**Data shown:**
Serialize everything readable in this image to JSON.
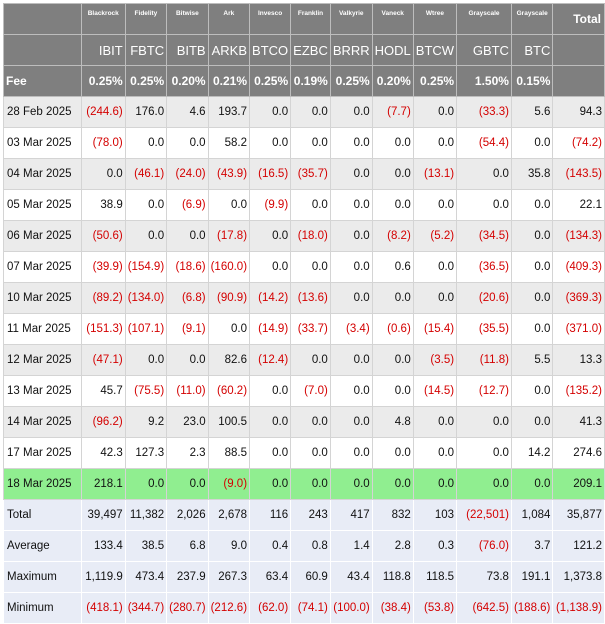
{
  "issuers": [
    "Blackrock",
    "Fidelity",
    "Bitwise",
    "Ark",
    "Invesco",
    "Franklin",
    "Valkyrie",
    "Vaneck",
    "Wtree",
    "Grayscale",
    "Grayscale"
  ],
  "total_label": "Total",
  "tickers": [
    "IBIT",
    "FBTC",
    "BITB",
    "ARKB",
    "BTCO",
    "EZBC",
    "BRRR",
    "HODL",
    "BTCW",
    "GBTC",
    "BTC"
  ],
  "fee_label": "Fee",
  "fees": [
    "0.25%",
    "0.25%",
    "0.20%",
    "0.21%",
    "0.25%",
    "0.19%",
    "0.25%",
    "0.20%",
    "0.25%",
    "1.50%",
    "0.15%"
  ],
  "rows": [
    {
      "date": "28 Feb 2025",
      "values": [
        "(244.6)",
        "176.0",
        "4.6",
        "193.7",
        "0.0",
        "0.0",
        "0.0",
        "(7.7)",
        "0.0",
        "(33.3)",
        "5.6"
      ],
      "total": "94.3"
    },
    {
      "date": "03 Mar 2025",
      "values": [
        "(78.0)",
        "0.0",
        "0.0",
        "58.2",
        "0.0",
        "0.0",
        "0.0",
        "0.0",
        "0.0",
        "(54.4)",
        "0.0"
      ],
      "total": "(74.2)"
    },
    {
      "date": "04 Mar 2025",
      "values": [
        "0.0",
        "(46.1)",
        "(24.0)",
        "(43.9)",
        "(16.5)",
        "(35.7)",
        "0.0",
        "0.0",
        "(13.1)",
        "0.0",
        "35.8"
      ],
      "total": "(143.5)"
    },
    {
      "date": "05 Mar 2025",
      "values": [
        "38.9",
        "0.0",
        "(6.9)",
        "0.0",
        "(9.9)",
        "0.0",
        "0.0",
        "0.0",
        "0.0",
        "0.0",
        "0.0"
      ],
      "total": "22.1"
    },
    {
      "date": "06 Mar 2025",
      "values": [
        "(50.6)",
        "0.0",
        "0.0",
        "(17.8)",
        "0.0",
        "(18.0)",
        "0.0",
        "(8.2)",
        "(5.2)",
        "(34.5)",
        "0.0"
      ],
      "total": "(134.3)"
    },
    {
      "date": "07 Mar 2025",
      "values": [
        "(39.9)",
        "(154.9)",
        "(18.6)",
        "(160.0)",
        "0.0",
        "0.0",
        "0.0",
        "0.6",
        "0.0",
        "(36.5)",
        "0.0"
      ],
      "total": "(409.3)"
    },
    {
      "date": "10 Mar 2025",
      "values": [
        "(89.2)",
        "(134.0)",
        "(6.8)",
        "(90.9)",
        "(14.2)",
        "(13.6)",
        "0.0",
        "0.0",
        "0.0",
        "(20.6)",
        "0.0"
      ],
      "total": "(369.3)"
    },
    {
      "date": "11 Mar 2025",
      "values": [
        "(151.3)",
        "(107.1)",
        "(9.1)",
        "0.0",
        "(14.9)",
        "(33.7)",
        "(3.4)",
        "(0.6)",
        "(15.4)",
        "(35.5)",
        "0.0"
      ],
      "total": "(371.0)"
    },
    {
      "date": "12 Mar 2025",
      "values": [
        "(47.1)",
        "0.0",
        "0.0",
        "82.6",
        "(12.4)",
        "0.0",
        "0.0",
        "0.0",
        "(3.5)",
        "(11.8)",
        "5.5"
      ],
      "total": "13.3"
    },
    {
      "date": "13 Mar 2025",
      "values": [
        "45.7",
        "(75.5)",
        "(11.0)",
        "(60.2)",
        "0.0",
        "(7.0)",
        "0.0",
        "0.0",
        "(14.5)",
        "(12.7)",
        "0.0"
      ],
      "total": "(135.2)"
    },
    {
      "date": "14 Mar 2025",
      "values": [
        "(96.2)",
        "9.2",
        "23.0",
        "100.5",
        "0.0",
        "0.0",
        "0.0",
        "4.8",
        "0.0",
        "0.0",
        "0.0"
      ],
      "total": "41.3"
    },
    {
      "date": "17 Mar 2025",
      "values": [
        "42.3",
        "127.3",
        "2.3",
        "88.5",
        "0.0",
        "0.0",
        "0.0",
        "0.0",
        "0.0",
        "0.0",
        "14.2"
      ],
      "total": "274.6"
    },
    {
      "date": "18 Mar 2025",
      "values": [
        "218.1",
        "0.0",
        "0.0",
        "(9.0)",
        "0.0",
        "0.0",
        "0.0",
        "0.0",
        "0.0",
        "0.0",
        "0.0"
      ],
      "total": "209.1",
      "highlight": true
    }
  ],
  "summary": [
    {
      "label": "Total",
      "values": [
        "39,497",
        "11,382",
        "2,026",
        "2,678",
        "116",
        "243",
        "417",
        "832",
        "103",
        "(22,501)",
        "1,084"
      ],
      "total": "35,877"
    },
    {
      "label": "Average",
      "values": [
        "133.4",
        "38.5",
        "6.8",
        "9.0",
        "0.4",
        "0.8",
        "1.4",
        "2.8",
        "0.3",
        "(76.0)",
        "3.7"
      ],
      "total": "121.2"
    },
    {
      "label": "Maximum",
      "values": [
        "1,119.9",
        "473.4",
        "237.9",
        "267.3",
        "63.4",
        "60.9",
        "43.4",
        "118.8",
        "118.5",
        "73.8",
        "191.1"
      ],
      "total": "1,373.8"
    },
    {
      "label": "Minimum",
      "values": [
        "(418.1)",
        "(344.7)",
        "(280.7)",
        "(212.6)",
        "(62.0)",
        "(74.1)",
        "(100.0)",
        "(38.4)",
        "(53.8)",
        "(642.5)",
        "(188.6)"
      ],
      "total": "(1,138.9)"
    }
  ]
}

--

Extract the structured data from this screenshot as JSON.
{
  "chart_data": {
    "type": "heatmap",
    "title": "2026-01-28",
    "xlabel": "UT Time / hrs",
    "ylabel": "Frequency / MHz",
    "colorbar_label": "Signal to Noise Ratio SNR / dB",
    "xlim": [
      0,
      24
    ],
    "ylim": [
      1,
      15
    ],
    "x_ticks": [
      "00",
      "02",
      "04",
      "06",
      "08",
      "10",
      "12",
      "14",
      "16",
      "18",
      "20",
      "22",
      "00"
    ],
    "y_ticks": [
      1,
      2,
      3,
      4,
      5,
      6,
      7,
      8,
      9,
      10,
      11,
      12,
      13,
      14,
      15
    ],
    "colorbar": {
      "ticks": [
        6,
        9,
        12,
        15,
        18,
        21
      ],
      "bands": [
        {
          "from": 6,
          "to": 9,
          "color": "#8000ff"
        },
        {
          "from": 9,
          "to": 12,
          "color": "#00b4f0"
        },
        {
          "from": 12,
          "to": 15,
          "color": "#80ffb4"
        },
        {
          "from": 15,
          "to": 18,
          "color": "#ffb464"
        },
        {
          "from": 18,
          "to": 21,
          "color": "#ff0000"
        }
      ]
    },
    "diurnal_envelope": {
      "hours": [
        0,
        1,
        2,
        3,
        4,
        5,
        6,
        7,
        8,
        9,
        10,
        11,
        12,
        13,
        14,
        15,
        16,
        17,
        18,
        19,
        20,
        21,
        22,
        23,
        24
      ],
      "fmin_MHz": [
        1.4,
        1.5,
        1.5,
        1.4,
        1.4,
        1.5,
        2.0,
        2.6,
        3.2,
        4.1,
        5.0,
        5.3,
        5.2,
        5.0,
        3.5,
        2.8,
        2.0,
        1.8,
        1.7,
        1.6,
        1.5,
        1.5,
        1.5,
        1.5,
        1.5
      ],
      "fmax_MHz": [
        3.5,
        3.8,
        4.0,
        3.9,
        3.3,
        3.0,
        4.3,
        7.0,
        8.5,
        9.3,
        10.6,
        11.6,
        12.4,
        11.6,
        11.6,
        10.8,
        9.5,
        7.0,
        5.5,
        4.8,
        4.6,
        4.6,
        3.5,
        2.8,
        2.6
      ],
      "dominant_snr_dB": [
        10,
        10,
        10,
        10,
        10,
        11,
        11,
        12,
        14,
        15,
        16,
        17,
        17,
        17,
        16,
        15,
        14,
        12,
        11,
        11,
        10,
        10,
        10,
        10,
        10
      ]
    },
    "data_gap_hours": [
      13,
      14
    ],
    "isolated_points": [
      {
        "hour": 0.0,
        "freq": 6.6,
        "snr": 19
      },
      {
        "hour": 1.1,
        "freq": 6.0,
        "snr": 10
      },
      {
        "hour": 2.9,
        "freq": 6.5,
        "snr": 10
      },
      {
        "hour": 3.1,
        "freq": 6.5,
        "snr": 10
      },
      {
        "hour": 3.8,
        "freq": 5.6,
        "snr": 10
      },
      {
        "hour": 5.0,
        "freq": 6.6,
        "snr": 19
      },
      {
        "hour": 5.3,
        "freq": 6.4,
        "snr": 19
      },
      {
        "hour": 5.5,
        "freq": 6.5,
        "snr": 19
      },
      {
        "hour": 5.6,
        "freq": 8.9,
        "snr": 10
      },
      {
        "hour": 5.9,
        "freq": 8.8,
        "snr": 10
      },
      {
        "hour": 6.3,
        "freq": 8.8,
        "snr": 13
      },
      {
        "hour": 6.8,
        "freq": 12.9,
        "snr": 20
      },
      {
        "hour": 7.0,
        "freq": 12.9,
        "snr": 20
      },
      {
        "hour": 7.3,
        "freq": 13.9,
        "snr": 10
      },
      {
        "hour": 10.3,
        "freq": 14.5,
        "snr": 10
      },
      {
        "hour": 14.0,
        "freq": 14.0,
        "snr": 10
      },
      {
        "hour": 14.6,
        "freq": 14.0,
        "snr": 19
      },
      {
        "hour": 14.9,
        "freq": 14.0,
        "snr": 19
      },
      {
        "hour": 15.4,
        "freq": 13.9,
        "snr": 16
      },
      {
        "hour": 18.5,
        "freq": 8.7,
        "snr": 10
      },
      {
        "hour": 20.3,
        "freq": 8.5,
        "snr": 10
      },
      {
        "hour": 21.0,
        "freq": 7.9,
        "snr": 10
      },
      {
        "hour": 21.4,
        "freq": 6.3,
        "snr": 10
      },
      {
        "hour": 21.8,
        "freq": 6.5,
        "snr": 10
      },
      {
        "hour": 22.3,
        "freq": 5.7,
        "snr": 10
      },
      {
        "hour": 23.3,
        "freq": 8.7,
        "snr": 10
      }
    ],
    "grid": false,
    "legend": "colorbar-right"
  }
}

--

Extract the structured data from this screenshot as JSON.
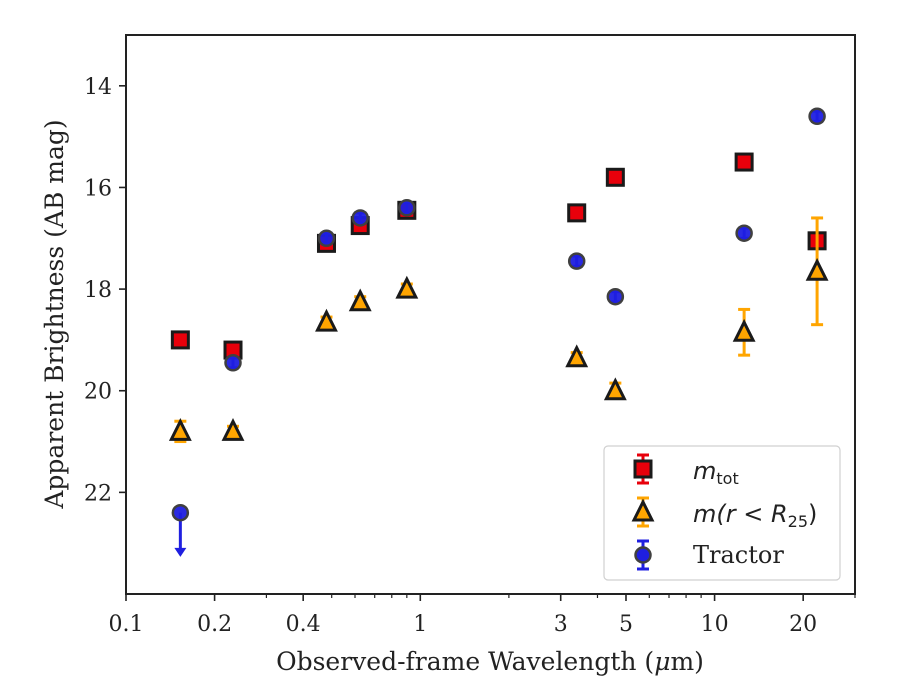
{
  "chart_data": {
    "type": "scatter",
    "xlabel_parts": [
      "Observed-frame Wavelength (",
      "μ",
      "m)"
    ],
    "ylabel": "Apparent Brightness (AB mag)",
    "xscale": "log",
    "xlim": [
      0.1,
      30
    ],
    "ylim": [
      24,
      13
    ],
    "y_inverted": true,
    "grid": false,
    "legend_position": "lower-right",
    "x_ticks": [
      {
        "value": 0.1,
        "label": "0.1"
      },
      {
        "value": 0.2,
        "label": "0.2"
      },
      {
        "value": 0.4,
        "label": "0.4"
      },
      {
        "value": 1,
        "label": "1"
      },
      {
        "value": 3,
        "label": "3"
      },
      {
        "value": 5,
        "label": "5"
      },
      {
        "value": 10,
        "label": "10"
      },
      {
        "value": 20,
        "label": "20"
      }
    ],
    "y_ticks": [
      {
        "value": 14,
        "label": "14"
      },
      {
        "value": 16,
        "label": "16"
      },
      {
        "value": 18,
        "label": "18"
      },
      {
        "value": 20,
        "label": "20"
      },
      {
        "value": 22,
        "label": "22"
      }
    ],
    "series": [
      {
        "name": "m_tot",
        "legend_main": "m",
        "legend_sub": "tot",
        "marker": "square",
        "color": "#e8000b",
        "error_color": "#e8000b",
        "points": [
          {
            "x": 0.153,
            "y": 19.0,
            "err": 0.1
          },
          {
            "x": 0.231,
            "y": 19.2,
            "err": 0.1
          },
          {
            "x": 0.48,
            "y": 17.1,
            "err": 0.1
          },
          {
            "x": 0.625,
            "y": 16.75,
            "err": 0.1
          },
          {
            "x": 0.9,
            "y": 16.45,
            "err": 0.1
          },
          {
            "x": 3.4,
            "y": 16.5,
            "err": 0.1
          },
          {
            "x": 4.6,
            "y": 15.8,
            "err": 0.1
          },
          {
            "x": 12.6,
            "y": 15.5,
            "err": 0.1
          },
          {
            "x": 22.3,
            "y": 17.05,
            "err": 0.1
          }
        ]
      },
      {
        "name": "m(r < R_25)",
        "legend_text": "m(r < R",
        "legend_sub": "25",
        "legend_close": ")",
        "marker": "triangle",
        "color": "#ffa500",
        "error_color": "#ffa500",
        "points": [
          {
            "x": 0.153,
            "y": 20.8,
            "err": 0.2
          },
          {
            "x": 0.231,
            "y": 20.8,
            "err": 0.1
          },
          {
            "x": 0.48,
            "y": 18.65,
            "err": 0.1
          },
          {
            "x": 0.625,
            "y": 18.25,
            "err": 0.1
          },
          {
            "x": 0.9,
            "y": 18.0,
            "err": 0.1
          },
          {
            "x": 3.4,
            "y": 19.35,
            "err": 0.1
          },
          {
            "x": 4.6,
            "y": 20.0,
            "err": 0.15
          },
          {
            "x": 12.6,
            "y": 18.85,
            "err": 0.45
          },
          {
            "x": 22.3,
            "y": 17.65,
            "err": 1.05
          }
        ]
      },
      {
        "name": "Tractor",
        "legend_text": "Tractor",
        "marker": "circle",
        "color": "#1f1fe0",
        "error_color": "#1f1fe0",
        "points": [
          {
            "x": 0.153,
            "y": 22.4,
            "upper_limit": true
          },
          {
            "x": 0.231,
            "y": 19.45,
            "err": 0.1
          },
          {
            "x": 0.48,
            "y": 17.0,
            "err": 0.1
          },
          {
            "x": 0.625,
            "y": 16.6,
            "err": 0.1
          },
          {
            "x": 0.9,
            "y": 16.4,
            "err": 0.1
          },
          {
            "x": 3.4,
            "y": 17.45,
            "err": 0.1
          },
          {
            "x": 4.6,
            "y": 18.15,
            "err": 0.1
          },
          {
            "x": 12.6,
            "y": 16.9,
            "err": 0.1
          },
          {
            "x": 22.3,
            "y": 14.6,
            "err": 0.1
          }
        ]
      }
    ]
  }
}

**Your objective:** Say how many lines of the data include the string "ylabel". Nothing other than the number should be given.

**Response to the exercise:** 2